- **Task instructions**: Pick out the lines below that include the string "Altitude".

- **Data records**:
## Begin

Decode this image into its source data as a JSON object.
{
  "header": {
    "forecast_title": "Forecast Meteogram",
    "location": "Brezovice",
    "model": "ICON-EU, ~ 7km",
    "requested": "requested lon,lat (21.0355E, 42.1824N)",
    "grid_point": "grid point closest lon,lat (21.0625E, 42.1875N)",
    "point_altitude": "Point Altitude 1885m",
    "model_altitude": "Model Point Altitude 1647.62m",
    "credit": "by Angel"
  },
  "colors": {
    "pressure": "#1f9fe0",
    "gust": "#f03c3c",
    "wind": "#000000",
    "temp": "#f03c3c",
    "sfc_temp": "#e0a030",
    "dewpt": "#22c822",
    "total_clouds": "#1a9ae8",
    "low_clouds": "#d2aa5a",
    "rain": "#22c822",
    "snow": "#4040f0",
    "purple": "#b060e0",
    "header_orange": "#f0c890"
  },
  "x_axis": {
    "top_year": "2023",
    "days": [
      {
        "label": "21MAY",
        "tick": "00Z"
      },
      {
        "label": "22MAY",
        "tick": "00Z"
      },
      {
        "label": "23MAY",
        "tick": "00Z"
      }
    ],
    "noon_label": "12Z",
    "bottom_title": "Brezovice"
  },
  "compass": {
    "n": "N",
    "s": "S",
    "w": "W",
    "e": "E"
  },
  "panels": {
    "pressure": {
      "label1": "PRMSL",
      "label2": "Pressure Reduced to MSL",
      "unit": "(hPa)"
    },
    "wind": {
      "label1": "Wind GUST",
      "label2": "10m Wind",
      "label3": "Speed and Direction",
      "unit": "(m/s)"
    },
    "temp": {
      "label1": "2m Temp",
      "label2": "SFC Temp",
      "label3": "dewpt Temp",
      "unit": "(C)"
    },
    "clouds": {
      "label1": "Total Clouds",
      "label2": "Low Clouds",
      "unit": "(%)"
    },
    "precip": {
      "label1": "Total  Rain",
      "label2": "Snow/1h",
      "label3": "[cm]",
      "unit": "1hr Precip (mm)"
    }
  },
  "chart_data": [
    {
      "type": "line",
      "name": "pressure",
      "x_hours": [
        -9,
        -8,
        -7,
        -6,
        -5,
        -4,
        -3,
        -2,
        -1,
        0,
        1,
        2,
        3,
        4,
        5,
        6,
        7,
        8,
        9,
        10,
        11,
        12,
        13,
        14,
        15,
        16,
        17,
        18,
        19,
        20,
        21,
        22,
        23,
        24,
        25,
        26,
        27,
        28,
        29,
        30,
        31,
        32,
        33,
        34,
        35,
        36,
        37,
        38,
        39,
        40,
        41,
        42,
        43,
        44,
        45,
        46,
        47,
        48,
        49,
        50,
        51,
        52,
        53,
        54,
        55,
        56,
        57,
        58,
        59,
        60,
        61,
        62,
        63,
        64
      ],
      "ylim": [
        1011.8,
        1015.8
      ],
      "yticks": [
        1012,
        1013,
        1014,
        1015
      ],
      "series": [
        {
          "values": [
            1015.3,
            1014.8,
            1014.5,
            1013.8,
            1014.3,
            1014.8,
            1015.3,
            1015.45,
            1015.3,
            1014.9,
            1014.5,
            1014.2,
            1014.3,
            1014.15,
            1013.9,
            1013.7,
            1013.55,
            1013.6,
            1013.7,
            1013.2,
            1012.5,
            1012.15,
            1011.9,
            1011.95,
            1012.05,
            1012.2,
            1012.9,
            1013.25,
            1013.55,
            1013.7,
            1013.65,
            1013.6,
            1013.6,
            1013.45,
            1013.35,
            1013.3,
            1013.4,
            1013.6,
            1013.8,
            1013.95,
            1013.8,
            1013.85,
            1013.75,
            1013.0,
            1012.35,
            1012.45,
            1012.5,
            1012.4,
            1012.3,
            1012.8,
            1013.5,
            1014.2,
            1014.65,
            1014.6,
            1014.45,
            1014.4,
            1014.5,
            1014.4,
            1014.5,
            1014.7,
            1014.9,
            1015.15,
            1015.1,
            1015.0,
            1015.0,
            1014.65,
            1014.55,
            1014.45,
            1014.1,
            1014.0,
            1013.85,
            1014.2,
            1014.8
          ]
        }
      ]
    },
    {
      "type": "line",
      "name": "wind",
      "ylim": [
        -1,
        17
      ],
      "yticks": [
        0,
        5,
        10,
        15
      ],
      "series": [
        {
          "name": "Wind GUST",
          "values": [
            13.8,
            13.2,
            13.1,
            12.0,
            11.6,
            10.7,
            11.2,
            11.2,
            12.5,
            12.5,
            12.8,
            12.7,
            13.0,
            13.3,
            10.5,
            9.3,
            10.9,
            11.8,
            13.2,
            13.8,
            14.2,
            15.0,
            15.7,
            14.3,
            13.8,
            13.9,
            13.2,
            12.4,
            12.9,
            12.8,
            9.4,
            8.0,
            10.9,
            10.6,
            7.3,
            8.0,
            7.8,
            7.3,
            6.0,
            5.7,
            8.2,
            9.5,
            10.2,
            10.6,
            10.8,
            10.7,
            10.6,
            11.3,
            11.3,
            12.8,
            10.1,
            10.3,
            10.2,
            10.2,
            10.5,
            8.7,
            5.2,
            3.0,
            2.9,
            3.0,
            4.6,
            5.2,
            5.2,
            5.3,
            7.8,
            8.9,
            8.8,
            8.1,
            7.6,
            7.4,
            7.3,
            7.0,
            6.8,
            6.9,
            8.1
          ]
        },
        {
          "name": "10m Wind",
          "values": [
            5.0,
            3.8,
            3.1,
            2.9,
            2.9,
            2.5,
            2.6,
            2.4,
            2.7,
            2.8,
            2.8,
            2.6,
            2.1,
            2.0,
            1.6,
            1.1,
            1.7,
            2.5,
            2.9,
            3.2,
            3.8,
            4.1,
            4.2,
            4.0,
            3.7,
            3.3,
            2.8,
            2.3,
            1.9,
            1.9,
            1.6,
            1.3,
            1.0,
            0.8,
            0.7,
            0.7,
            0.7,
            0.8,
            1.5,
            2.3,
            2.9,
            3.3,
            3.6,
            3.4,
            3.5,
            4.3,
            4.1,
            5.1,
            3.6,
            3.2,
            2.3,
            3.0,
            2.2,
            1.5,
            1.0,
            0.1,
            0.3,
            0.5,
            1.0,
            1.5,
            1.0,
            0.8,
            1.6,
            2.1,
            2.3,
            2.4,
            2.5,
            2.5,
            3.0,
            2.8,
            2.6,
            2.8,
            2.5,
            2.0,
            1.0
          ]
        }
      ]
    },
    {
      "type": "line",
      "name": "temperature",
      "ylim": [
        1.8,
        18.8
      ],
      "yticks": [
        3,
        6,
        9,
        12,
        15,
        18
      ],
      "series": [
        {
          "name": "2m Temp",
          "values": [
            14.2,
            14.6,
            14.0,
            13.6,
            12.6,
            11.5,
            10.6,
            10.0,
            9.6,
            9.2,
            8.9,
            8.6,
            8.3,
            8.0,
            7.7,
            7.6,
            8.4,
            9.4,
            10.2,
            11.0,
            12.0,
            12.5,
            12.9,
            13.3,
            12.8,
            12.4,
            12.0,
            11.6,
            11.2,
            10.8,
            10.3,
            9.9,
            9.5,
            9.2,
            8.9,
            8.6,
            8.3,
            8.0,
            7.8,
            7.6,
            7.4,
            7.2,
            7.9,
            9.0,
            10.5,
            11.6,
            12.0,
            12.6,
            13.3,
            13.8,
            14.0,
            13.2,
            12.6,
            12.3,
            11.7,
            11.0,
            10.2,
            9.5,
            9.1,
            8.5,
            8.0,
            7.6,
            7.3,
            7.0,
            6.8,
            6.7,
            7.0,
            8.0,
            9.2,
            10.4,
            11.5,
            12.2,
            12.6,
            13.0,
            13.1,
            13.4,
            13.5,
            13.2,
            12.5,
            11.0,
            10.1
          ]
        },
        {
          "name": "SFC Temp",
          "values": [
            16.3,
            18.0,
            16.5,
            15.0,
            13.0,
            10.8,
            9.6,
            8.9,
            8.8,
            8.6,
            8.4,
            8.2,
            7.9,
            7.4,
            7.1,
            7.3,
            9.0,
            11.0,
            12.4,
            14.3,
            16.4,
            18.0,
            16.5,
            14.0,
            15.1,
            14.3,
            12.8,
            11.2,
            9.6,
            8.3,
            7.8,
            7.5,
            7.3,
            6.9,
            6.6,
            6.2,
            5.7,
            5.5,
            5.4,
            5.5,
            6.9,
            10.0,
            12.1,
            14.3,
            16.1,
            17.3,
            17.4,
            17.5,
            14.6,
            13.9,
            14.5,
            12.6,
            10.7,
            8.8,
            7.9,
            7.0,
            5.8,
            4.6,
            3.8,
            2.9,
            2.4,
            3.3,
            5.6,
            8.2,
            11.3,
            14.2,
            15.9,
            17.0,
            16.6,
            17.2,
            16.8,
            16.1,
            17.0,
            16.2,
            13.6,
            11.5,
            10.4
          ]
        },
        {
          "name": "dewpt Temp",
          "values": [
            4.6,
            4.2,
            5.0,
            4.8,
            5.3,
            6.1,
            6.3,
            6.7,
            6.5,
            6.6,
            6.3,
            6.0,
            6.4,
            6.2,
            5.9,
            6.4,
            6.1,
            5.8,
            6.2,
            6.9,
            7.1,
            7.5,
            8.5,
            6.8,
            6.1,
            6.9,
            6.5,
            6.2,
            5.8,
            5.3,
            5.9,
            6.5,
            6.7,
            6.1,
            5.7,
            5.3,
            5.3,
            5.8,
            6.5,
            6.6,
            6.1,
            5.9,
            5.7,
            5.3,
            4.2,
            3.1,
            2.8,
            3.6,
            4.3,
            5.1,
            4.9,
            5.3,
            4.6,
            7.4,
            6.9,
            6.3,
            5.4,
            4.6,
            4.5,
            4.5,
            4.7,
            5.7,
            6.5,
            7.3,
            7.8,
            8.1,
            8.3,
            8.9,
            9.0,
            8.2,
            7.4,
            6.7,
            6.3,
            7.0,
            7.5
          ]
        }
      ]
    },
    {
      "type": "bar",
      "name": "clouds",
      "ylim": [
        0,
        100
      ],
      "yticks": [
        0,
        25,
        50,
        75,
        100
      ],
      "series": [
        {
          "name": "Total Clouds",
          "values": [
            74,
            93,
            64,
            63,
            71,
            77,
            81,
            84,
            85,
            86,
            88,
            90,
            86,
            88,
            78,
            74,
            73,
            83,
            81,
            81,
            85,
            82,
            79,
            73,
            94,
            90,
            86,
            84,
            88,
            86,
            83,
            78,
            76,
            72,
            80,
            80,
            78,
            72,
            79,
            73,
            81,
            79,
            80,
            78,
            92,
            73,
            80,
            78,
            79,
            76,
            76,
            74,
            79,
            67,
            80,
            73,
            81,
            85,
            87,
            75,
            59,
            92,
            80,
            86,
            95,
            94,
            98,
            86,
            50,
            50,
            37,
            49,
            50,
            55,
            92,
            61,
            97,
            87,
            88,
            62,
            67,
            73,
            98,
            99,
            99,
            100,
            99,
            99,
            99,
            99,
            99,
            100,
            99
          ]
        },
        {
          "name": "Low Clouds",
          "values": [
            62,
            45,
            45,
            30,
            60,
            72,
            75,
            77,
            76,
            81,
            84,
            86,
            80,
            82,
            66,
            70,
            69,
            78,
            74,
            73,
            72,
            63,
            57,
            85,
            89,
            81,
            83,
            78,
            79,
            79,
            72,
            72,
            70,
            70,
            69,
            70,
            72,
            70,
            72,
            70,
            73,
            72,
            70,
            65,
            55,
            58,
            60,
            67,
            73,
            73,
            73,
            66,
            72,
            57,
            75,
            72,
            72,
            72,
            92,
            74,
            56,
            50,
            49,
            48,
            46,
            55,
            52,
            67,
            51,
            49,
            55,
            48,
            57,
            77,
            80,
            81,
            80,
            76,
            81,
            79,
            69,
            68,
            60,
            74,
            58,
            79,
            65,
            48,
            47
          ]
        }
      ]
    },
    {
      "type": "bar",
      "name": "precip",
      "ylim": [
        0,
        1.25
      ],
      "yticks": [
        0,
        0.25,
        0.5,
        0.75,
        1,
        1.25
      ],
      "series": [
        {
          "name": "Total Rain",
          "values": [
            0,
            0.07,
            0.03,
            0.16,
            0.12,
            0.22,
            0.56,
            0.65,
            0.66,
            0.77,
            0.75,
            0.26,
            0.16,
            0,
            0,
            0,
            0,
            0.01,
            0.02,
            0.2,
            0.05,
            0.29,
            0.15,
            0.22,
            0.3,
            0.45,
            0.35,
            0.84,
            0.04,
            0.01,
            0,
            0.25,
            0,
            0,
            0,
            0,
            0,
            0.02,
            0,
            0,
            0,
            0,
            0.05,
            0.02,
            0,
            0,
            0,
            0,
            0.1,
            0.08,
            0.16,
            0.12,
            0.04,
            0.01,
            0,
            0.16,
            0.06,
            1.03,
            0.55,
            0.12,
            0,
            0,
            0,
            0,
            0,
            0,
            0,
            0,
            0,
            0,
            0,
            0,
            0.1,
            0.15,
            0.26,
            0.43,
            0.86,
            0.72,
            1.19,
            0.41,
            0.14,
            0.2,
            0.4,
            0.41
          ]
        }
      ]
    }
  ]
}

## End

- **Final result**:
    "point_altitude": "Point Altitude 1885m",
    "model_altitude": "Model Point Altitude 1647.62m",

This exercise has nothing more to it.